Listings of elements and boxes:
-*-*-

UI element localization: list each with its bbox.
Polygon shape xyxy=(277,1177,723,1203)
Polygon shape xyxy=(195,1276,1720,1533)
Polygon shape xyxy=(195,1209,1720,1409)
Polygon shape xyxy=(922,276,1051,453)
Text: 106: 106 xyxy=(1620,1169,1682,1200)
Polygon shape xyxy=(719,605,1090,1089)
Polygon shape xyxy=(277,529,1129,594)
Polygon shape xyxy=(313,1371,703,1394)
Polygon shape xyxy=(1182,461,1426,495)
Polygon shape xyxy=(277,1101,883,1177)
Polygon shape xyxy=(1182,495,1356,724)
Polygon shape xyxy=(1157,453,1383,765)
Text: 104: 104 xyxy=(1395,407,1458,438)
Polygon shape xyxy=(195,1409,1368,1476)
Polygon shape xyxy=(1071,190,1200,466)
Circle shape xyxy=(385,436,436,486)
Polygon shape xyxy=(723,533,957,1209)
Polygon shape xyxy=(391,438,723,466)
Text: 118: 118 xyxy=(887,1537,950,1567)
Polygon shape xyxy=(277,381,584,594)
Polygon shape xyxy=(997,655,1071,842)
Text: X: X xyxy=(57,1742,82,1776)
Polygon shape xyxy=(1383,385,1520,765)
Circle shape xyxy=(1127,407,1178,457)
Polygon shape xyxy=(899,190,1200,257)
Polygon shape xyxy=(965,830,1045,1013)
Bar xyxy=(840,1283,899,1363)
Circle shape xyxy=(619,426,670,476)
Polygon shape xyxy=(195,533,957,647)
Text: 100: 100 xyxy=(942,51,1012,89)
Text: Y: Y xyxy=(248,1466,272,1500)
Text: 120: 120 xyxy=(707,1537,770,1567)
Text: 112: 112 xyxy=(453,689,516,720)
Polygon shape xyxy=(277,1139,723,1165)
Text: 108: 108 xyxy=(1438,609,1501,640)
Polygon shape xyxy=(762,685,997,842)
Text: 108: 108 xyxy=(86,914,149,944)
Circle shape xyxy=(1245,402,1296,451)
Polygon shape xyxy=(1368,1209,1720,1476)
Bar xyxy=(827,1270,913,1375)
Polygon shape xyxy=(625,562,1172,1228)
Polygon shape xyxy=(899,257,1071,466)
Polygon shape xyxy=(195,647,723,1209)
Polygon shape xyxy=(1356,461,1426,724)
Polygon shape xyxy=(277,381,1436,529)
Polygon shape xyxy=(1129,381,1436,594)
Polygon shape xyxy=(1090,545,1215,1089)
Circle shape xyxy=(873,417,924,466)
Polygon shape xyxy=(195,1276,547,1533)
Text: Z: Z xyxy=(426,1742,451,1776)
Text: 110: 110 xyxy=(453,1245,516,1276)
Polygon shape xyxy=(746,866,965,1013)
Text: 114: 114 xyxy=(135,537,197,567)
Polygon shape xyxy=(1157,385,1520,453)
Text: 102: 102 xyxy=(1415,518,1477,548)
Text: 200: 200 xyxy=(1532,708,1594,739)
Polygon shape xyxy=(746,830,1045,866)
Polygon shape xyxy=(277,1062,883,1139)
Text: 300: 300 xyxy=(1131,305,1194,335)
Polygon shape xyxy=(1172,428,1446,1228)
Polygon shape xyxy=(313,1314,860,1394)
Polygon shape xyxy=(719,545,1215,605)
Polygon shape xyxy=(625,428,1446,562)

-*-*-

Repeat the entries verbatim, covering the stretch from the first line through the line containing "Polygon shape xyxy=(1157,385,1520,453)", inclusive of both ends.

## Expected answer:
UI element localization: list each with its bbox.
Polygon shape xyxy=(277,1177,723,1203)
Polygon shape xyxy=(195,1276,1720,1533)
Polygon shape xyxy=(195,1209,1720,1409)
Polygon shape xyxy=(922,276,1051,453)
Text: 106: 106 xyxy=(1620,1169,1682,1200)
Polygon shape xyxy=(719,605,1090,1089)
Polygon shape xyxy=(277,529,1129,594)
Polygon shape xyxy=(313,1371,703,1394)
Polygon shape xyxy=(1182,461,1426,495)
Polygon shape xyxy=(277,1101,883,1177)
Polygon shape xyxy=(1182,495,1356,724)
Polygon shape xyxy=(1157,453,1383,765)
Text: 104: 104 xyxy=(1395,407,1458,438)
Polygon shape xyxy=(195,1409,1368,1476)
Polygon shape xyxy=(1071,190,1200,466)
Circle shape xyxy=(385,436,436,486)
Polygon shape xyxy=(723,533,957,1209)
Polygon shape xyxy=(391,438,723,466)
Text: 118: 118 xyxy=(887,1537,950,1567)
Polygon shape xyxy=(277,381,584,594)
Polygon shape xyxy=(997,655,1071,842)
Text: X: X xyxy=(57,1742,82,1776)
Polygon shape xyxy=(1383,385,1520,765)
Circle shape xyxy=(1127,407,1178,457)
Polygon shape xyxy=(899,190,1200,257)
Polygon shape xyxy=(965,830,1045,1013)
Bar xyxy=(840,1283,899,1363)
Circle shape xyxy=(619,426,670,476)
Polygon shape xyxy=(195,533,957,647)
Text: 100: 100 xyxy=(942,51,1012,89)
Text: Y: Y xyxy=(248,1466,272,1500)
Text: 120: 120 xyxy=(707,1537,770,1567)
Text: 112: 112 xyxy=(453,689,516,720)
Polygon shape xyxy=(277,1139,723,1165)
Text: 108: 108 xyxy=(1438,609,1501,640)
Polygon shape xyxy=(762,685,997,842)
Text: 108: 108 xyxy=(86,914,149,944)
Circle shape xyxy=(1245,402,1296,451)
Polygon shape xyxy=(1368,1209,1720,1476)
Bar xyxy=(827,1270,913,1375)
Polygon shape xyxy=(625,562,1172,1228)
Polygon shape xyxy=(899,257,1071,466)
Polygon shape xyxy=(195,647,723,1209)
Polygon shape xyxy=(1356,461,1426,724)
Polygon shape xyxy=(277,381,1436,529)
Polygon shape xyxy=(1129,381,1436,594)
Polygon shape xyxy=(1090,545,1215,1089)
Circle shape xyxy=(873,417,924,466)
Polygon shape xyxy=(195,1276,547,1533)
Text: Z: Z xyxy=(426,1742,451,1776)
Text: 110: 110 xyxy=(453,1245,516,1276)
Polygon shape xyxy=(746,866,965,1013)
Text: 114: 114 xyxy=(135,537,197,567)
Polygon shape xyxy=(1157,385,1520,453)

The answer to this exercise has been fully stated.